> SHORT EXERCISE
Your task is to copy every record exactly.

> DATA TO USE
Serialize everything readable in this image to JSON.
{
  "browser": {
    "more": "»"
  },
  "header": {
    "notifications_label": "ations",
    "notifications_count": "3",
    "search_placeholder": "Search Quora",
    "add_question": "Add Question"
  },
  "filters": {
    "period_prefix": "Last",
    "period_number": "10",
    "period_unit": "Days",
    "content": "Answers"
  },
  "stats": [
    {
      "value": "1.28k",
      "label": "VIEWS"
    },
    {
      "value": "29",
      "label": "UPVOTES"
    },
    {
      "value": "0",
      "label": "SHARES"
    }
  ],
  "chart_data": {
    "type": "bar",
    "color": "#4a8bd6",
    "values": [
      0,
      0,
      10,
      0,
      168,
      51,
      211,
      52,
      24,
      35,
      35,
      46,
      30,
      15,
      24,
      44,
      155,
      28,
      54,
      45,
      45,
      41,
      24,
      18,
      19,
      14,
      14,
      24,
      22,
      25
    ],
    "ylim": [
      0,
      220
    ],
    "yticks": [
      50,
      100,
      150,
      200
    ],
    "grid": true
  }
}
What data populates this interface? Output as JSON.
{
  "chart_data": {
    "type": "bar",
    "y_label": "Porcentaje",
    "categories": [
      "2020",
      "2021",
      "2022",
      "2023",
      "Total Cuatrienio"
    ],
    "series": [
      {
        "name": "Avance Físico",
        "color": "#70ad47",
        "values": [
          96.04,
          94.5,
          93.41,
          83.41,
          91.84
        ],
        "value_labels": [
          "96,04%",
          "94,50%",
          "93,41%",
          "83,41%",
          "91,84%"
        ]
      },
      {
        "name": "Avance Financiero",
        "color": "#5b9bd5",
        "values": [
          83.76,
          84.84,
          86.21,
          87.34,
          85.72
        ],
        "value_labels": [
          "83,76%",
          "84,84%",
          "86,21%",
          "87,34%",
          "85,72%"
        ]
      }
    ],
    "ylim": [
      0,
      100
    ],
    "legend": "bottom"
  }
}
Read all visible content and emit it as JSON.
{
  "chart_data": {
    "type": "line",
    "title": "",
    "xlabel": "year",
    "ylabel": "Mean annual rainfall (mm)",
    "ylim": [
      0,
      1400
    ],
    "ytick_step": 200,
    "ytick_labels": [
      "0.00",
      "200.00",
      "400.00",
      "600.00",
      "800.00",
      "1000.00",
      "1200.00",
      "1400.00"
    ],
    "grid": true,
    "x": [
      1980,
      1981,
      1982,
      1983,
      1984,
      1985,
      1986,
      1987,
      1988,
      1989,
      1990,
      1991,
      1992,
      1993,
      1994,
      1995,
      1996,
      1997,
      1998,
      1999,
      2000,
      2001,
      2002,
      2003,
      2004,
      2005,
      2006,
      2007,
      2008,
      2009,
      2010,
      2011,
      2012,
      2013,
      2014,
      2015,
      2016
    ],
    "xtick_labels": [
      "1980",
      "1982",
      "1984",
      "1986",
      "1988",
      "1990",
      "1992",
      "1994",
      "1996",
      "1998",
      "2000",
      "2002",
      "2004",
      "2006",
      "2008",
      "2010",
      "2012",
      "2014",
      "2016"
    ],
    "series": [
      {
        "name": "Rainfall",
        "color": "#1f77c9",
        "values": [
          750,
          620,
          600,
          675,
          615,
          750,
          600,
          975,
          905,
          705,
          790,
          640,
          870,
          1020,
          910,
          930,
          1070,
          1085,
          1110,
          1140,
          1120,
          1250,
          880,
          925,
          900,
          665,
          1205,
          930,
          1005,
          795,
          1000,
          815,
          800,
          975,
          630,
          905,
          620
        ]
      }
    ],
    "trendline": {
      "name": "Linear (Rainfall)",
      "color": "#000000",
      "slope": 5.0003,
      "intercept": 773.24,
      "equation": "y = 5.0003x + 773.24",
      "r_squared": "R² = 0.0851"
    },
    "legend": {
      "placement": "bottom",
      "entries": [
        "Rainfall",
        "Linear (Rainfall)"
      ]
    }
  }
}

> SOLUTION TO THE EXERCISE
Serialize everything readable in this image to JSON.
{
  "browser": {
    "more": "»"
  },
  "header": {
    "notifications_label": "ations",
    "notifications_count": "3",
    "search_placeholder": "Search Quora",
    "add_question": "Add Question"
  },
  "filters": {
    "period_prefix": "Last",
    "period_number": "10",
    "period_unit": "Days",
    "content": "Answers"
  },
  "stats": [
    {
      "value": "1.28k",
      "label": "VIEWS"
    },
    {
      "value": "29",
      "label": "UPVOTES"
    },
    {
      "value": "0",
      "label": "SHARES"
    }
  ],
  "chart_data": {
    "type": "bar",
    "color": "#4a8bd6",
    "values": [
      0,
      0,
      10,
      0,
      168,
      51,
      211,
      52,
      24,
      35,
      35,
      46,
      30,
      15,
      24,
      44,
      155,
      28,
      54,
      45,
      45,
      41,
      24,
      18,
      19,
      14,
      14,
      24,
      22,
      25
    ],
    "ylim": [
      0,
      220
    ],
    "yticks": [
      50,
      100,
      150,
      200
    ],
    "grid": true
  }
}
What data populates this interface? Output as JSON.
{
  "chart_data": {
    "type": "bar",
    "y_label": "Porcentaje",
    "categories": [
      "2020",
      "2021",
      "2022",
      "2023",
      "Total Cuatrienio"
    ],
    "series": [
      {
        "name": "Avance Físico",
        "color": "#70ad47",
        "values": [
          96.04,
          94.5,
          93.41,
          83.41,
          91.84
        ],
        "value_labels": [
          "96,04%",
          "94,50%",
          "93,41%",
          "83,41%",
          "91,84%"
        ]
      },
      {
        "name": "Avance Financiero",
        "color": "#5b9bd5",
        "values": [
          83.76,
          84.84,
          86.21,
          87.34,
          85.72
        ],
        "value_labels": [
          "83,76%",
          "84,84%",
          "86,21%",
          "87,34%",
          "85,72%"
        ]
      }
    ],
    "ylim": [
      0,
      100
    ],
    "legend": "bottom"
  }
}
Read all visible content and emit it as JSON.
{
  "chart_data": {
    "type": "line",
    "title": "",
    "xlabel": "year",
    "ylabel": "Mean annual rainfall (mm)",
    "ylim": [
      0,
      1400
    ],
    "ytick_step": 200,
    "ytick_labels": [
      "0.00",
      "200.00",
      "400.00",
      "600.00",
      "800.00",
      "1000.00",
      "1200.00",
      "1400.00"
    ],
    "grid": true,
    "x": [
      1980,
      1981,
      1982,
      1983,
      1984,
      1985,
      1986,
      1987,
      1988,
      1989,
      1990,
      1991,
      1992,
      1993,
      1994,
      1995,
      1996,
      1997,
      1998,
      1999,
      2000,
      2001,
      2002,
      2003,
      2004,
      2005,
      2006,
      2007,
      2008,
      2009,
      2010,
      2011,
      2012,
      2013,
      2014,
      2015,
      2016
    ],
    "xtick_labels": [
      "1980",
      "1982",
      "1984",
      "1986",
      "1988",
      "1990",
      "1992",
      "1994",
      "1996",
      "1998",
      "2000",
      "2002",
      "2004",
      "2006",
      "2008",
      "2010",
      "2012",
      "2014",
      "2016"
    ],
    "series": [
      {
        "name": "Rainfall",
        "color": "#1f77c9",
        "values": [
          750,
          620,
          600,
          675,
          615,
          750,
          600,
          975,
          905,
          705,
          790,
          640,
          870,
          1020,
          910,
          930,
          1070,
          1085,
          1110,
          1140,
          1120,
          1250,
          880,
          925,
          900,
          665,
          1205,
          930,
          1005,
          795,
          1000,
          815,
          800,
          975,
          630,
          905,
          620
        ]
      }
    ],
    "trendline": {
      "name": "Linear (Rainfall)",
      "color": "#000000",
      "slope": 5.0003,
      "intercept": 773.24,
      "equation": "y = 5.0003x + 773.24",
      "r_squared": "R² = 0.0851"
    },
    "legend": {
      "placement": "bottom",
      "entries": [
        "Rainfall",
        "Linear (Rainfall)"
      ]
    }
  }
}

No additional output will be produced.